▶ _Written request_
Pull every line that holds the word "function" from the entries.

▶ _Records to process_
....
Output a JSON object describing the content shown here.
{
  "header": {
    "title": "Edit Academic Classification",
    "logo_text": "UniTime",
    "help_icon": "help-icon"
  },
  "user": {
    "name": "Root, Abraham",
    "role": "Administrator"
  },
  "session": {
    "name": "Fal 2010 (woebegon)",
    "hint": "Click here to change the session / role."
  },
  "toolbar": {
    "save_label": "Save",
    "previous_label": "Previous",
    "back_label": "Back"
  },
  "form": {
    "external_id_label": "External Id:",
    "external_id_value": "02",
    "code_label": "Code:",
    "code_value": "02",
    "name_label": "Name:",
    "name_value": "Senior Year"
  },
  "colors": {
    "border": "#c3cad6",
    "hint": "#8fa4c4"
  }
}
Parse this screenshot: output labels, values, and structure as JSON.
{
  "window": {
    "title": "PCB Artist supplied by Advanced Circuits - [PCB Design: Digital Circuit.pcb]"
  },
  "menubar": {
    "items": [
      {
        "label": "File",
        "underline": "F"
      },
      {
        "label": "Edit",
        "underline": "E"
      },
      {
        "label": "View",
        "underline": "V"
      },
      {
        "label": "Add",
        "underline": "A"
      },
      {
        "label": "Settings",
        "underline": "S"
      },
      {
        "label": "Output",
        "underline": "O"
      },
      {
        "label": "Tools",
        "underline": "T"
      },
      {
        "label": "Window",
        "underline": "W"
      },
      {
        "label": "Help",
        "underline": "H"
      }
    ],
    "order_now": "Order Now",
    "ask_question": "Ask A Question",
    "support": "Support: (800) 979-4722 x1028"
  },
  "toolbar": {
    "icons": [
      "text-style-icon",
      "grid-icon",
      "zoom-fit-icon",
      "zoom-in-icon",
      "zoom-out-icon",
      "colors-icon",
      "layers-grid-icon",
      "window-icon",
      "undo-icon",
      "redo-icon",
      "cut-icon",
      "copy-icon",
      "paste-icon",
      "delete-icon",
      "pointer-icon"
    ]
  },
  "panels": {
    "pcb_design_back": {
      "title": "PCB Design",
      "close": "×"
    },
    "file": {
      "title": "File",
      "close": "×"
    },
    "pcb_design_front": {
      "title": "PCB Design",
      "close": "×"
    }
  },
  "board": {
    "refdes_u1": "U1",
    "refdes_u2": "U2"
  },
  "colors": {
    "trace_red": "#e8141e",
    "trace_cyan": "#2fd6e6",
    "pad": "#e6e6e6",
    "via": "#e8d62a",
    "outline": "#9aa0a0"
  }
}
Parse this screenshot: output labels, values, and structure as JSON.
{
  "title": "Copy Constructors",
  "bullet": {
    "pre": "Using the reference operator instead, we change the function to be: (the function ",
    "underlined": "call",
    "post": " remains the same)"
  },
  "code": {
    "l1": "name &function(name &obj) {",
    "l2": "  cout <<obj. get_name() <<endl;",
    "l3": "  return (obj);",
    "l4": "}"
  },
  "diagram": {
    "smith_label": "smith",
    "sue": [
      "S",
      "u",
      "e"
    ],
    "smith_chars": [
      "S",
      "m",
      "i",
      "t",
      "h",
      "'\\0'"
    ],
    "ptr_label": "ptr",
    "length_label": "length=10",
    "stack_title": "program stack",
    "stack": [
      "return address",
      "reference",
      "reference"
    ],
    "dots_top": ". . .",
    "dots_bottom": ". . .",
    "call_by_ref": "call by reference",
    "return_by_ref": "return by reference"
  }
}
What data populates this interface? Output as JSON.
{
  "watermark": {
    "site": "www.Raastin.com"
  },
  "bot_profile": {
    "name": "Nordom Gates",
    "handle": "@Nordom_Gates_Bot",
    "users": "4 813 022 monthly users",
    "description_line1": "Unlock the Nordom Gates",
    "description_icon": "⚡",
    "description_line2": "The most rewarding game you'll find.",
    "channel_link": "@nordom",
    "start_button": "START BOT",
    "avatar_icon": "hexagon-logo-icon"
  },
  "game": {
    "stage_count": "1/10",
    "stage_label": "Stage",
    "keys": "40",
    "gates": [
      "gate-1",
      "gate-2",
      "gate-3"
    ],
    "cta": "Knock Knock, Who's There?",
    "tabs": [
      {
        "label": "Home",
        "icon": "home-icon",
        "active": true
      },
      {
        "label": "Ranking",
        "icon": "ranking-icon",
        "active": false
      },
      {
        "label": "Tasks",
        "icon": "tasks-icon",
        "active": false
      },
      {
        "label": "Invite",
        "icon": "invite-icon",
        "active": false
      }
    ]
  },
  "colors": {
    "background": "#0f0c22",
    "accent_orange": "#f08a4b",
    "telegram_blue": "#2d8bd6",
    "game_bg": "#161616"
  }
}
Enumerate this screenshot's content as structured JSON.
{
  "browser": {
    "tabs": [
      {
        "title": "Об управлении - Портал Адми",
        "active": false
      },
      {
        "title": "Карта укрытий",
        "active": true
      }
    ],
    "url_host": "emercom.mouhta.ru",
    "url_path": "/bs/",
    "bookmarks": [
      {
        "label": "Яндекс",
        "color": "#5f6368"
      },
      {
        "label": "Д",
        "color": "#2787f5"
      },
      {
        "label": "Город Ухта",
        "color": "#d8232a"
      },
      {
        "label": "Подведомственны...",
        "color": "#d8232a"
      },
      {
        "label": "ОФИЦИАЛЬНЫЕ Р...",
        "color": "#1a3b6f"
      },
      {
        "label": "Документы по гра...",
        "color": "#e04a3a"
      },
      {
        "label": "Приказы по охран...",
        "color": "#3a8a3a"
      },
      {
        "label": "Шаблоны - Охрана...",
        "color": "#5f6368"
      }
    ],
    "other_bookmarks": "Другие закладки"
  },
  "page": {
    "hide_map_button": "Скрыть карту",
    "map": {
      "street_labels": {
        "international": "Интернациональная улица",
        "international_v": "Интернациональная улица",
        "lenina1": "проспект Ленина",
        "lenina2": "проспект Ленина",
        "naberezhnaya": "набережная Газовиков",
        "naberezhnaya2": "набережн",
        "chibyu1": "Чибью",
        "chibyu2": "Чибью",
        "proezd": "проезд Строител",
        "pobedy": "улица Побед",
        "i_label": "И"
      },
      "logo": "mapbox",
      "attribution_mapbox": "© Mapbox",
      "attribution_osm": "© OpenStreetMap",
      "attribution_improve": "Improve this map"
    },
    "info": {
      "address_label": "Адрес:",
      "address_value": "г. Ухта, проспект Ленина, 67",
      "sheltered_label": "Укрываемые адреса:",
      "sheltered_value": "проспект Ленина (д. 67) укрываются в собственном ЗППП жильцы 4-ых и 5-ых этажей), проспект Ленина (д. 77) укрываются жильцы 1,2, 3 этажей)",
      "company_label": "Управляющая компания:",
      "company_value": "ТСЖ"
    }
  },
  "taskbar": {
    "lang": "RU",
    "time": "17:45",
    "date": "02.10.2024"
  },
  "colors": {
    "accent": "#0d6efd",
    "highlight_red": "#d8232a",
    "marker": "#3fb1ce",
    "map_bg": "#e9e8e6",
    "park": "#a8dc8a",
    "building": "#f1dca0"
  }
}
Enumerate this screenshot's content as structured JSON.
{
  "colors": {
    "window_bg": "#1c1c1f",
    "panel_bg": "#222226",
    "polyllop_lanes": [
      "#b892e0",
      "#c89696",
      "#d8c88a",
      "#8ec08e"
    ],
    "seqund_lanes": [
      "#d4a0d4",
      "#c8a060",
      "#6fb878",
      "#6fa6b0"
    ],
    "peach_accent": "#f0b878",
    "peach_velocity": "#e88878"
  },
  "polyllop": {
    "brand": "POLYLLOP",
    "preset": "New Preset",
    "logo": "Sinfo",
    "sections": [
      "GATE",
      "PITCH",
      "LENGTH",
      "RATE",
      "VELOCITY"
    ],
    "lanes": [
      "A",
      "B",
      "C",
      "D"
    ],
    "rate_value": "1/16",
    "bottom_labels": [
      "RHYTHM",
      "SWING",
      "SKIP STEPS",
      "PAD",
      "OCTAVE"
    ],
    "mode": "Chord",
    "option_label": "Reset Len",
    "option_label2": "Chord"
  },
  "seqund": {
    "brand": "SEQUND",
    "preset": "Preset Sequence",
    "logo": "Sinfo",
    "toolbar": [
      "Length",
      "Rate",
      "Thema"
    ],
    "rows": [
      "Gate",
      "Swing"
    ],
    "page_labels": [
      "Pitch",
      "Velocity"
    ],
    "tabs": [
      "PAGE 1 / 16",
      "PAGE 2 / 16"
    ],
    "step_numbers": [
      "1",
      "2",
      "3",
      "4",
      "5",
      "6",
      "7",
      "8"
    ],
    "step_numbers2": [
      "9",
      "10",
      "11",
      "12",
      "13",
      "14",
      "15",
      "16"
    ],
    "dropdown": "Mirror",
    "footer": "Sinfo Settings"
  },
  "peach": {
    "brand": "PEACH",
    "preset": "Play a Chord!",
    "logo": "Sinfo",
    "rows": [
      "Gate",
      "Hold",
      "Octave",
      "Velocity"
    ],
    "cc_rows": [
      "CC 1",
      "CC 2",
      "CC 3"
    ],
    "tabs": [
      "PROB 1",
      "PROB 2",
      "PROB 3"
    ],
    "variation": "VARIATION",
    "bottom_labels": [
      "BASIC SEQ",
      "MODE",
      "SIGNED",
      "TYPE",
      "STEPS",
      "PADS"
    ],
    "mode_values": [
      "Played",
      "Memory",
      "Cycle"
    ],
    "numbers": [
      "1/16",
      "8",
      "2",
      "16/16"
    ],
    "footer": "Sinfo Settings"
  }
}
....
▶ _Complete answer_
    "pre": "Using the reference operator instead, we change the function to be: (the function ",
    "l1": "name &function(name &obj) {",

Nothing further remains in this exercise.